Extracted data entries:
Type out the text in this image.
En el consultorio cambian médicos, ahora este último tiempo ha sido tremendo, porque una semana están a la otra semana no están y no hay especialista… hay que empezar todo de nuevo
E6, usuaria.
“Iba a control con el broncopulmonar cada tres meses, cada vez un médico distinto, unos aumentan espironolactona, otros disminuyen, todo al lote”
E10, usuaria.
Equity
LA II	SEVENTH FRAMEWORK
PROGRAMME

▸ **AIM**: Identify the lines in the entries above that contain "todo", then copy them out.

▸ **COMPLETE OUTPUT**:
En el consultorio cambian médicos, ahora este último tiempo ha sido tremendo, porque una semana están a la otra semana no están y no hay especialista… hay que empezar todo de nuevo
“Iba a control con el broncopulmonar cada tres meses, cada vez un médico distinto, unos aumentan espironolactona, otros disminuyen, todo al lote”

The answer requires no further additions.